(Records)
%%

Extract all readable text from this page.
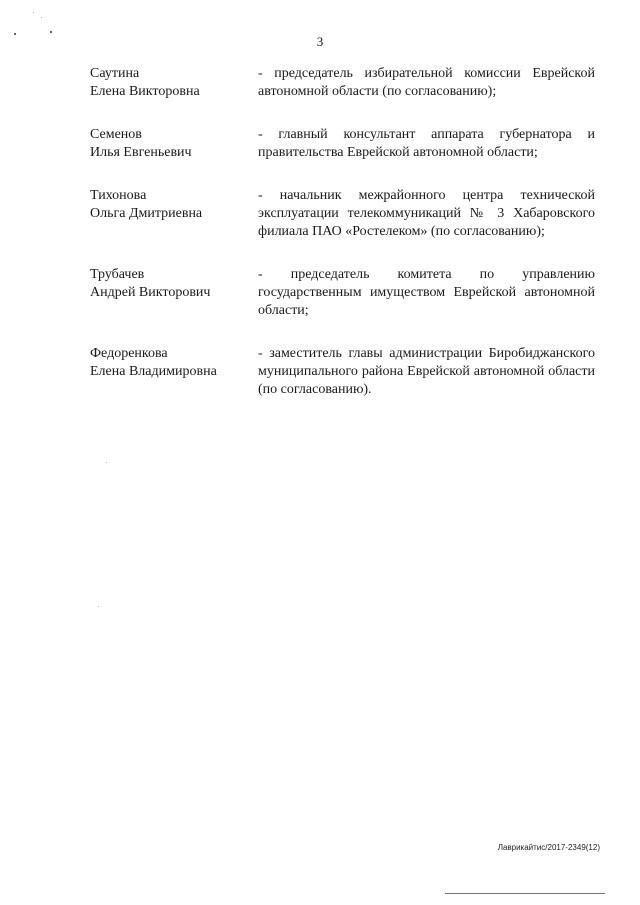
3
Саутина
Елена Викторовна
- председатель избирательной комиссии Еврейской автономной области (по согласованию);
Семенов
Илья Евгеньевич
- главный консультант аппарата губернатора и правительства Еврейской автономной области;
Тихонова
Ольга Дмитриевна
- начальник межрайонного центра технической эксплуатации телекоммуникаций № 3 Хабаровского филиала ПАО «Ростелеком» (по согласованию);
Трубачев
Андрей Викторович
- председатель комитета по управлению государственным имуществом Еврейской автономной области;
Федоренкова
Елена Владимировна
- заместитель главы администрации Биробиджанского муниципального района Еврейской автономной области (по согласованию).
Лаврикайтис/2017-2349(12)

%%

Stated task: Restate each of the entries above word for word and skip every image.

Written answer:
Extract all readable text from this page.
3
Саутина
Елена Викторовна
- председатель избирательной комиссии Еврейской автономной области (по согласованию);
Семенов
Илья Евгеньевич
- главный консультант аппарата губернатора и правительства Еврейской автономной области;
Тихонова
Ольга Дмитриевна
- начальник межрайонного центра технической эксплуатации телекоммуникаций № 3 Хабаровского филиала ПАО «Ростелеком» (по согласованию);
Трубачев
Андрей Викторович
- председатель комитета по управлению государственным имуществом Еврейской автономной области;
Федоренкова
Елена Владимировна
- заместитель главы администрации Биробиджанского муниципального района Еврейской автономной области (по согласованию).
Лаврикайтис/2017-2349(12)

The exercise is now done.